▸ **Challenge**:
Print the entries verbatim, leaving out the images they contain.

▸ **Available records**:
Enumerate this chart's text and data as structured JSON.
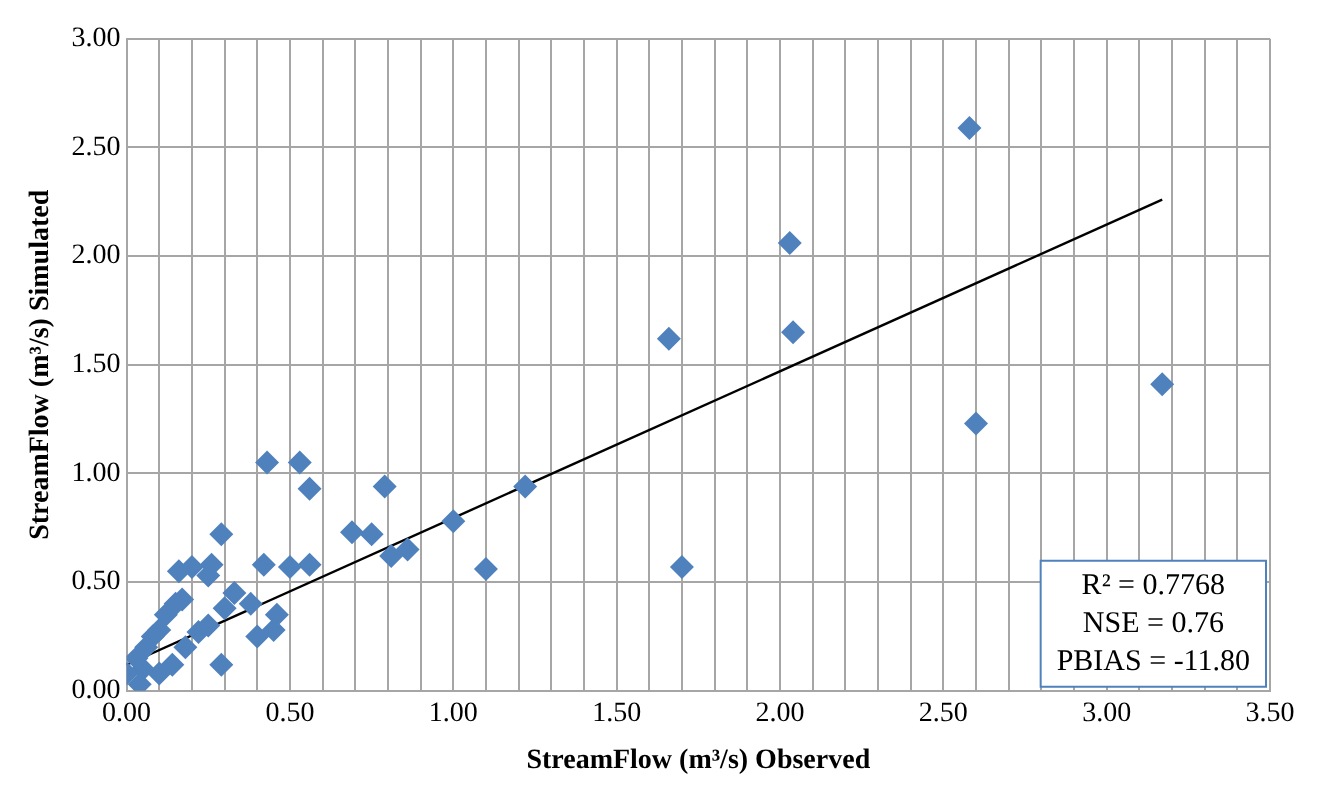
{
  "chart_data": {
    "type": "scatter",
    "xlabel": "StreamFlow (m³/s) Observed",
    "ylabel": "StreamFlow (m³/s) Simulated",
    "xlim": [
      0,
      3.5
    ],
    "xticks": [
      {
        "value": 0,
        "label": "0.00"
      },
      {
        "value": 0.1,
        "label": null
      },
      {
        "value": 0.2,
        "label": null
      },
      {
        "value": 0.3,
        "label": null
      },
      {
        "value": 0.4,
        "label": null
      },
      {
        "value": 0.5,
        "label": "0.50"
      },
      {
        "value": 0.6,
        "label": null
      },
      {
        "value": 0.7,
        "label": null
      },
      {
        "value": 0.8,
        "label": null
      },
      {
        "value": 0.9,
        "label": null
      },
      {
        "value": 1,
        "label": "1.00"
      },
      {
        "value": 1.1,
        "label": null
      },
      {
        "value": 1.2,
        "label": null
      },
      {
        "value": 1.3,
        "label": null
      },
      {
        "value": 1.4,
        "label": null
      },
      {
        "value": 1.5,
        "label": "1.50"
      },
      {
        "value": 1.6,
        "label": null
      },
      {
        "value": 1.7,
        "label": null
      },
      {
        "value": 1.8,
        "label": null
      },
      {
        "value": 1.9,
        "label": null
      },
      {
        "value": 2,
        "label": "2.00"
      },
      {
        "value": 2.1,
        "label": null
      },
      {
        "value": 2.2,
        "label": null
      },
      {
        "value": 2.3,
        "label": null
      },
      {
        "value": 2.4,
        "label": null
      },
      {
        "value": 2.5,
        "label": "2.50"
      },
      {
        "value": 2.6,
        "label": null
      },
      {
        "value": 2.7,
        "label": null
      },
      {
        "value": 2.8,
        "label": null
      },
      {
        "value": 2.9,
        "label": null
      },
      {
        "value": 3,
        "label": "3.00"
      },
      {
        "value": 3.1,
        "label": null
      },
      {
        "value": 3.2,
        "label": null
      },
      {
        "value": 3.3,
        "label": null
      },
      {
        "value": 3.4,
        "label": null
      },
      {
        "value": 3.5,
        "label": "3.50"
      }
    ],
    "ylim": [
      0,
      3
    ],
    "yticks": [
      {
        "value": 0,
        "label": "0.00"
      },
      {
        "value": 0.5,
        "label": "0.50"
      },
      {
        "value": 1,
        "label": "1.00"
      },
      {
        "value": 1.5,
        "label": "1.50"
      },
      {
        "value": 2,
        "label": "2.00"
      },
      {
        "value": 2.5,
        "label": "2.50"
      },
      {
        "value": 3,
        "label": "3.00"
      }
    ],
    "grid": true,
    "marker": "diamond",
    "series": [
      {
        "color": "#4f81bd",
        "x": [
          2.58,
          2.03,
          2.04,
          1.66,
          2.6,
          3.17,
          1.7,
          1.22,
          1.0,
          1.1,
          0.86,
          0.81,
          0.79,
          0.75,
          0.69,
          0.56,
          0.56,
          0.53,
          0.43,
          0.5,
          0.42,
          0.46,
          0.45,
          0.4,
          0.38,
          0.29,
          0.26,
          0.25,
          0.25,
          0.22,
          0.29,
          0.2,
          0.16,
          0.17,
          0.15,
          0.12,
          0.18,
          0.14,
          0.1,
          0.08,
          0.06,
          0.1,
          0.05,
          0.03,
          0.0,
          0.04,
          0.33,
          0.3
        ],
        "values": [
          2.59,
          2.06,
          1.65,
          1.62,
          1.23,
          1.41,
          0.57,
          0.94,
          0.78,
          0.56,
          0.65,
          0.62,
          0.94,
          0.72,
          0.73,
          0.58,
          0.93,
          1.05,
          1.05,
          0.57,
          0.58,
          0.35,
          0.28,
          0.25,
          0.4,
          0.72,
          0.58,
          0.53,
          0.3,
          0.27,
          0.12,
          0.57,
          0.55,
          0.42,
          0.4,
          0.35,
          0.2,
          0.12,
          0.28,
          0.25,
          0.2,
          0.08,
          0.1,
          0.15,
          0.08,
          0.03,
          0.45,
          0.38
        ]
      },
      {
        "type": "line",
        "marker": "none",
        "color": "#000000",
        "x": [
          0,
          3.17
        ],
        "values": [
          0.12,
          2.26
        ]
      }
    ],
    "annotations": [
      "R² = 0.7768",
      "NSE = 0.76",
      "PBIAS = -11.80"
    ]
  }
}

▸ **Written solution**:
Enumerate this chart's text and data as structured JSON.
{
  "chart_data": {
    "type": "scatter",
    "xlabel": "StreamFlow (m³/s) Observed",
    "ylabel": "StreamFlow (m³/s) Simulated",
    "xlim": [
      0,
      3.5
    ],
    "xticks": [
      {
        "value": 0,
        "label": "0.00"
      },
      {
        "value": 0.1,
        "label": null
      },
      {
        "value": 0.2,
        "label": null
      },
      {
        "value": 0.3,
        "label": null
      },
      {
        "value": 0.4,
        "label": null
      },
      {
        "value": 0.5,
        "label": "0.50"
      },
      {
        "value": 0.6,
        "label": null
      },
      {
        "value": 0.7,
        "label": null
      },
      {
        "value": 0.8,
        "label": null
      },
      {
        "value": 0.9,
        "label": null
      },
      {
        "value": 1,
        "label": "1.00"
      },
      {
        "value": 1.1,
        "label": null
      },
      {
        "value": 1.2,
        "label": null
      },
      {
        "value": 1.3,
        "label": null
      },
      {
        "value": 1.4,
        "label": null
      },
      {
        "value": 1.5,
        "label": "1.50"
      },
      {
        "value": 1.6,
        "label": null
      },
      {
        "value": 1.7,
        "label": null
      },
      {
        "value": 1.8,
        "label": null
      },
      {
        "value": 1.9,
        "label": null
      },
      {
        "value": 2,
        "label": "2.00"
      },
      {
        "value": 2.1,
        "label": null
      },
      {
        "value": 2.2,
        "label": null
      },
      {
        "value": 2.3,
        "label": null
      },
      {
        "value": 2.4,
        "label": null
      },
      {
        "value": 2.5,
        "label": "2.50"
      },
      {
        "value": 2.6,
        "label": null
      },
      {
        "value": 2.7,
        "label": null
      },
      {
        "value": 2.8,
        "label": null
      },
      {
        "value": 2.9,
        "label": null
      },
      {
        "value": 3,
        "label": "3.00"
      },
      {
        "value": 3.1,
        "label": null
      },
      {
        "value": 3.2,
        "label": null
      },
      {
        "value": 3.3,
        "label": null
      },
      {
        "value": 3.4,
        "label": null
      },
      {
        "value": 3.5,
        "label": "3.50"
      }
    ],
    "ylim": [
      0,
      3
    ],
    "yticks": [
      {
        "value": 0,
        "label": "0.00"
      },
      {
        "value": 0.5,
        "label": "0.50"
      },
      {
        "value": 1,
        "label": "1.00"
      },
      {
        "value": 1.5,
        "label": "1.50"
      },
      {
        "value": 2,
        "label": "2.00"
      },
      {
        "value": 2.5,
        "label": "2.50"
      },
      {
        "value": 3,
        "label": "3.00"
      }
    ],
    "grid": true,
    "marker": "diamond",
    "series": [
      {
        "color": "#4f81bd",
        "x": [
          2.58,
          2.03,
          2.04,
          1.66,
          2.6,
          3.17,
          1.7,
          1.22,
          1.0,
          1.1,
          0.86,
          0.81,
          0.79,
          0.75,
          0.69,
          0.56,
          0.56,
          0.53,
          0.43,
          0.5,
          0.42,
          0.46,
          0.45,
          0.4,
          0.38,
          0.29,
          0.26,
          0.25,
          0.25,
          0.22,
          0.29,
          0.2,
          0.16,
          0.17,
          0.15,
          0.12,
          0.18,
          0.14,
          0.1,
          0.08,
          0.06,
          0.1,
          0.05,
          0.03,
          0.0,
          0.04,
          0.33,
          0.3
        ],
        "values": [
          2.59,
          2.06,
          1.65,
          1.62,
          1.23,
          1.41,
          0.57,
          0.94,
          0.78,
          0.56,
          0.65,
          0.62,
          0.94,
          0.72,
          0.73,
          0.58,
          0.93,
          1.05,
          1.05,
          0.57,
          0.58,
          0.35,
          0.28,
          0.25,
          0.4,
          0.72,
          0.58,
          0.53,
          0.3,
          0.27,
          0.12,
          0.57,
          0.55,
          0.42,
          0.4,
          0.35,
          0.2,
          0.12,
          0.28,
          0.25,
          0.2,
          0.08,
          0.1,
          0.15,
          0.08,
          0.03,
          0.45,
          0.38
        ]
      },
      {
        "type": "line",
        "marker": "none",
        "color": "#000000",
        "x": [
          0,
          3.17
        ],
        "values": [
          0.12,
          2.26
        ]
      }
    ],
    "annotations": [
      "R² = 0.7768",
      "NSE = 0.76",
      "PBIAS = -11.80"
    ]
  }
}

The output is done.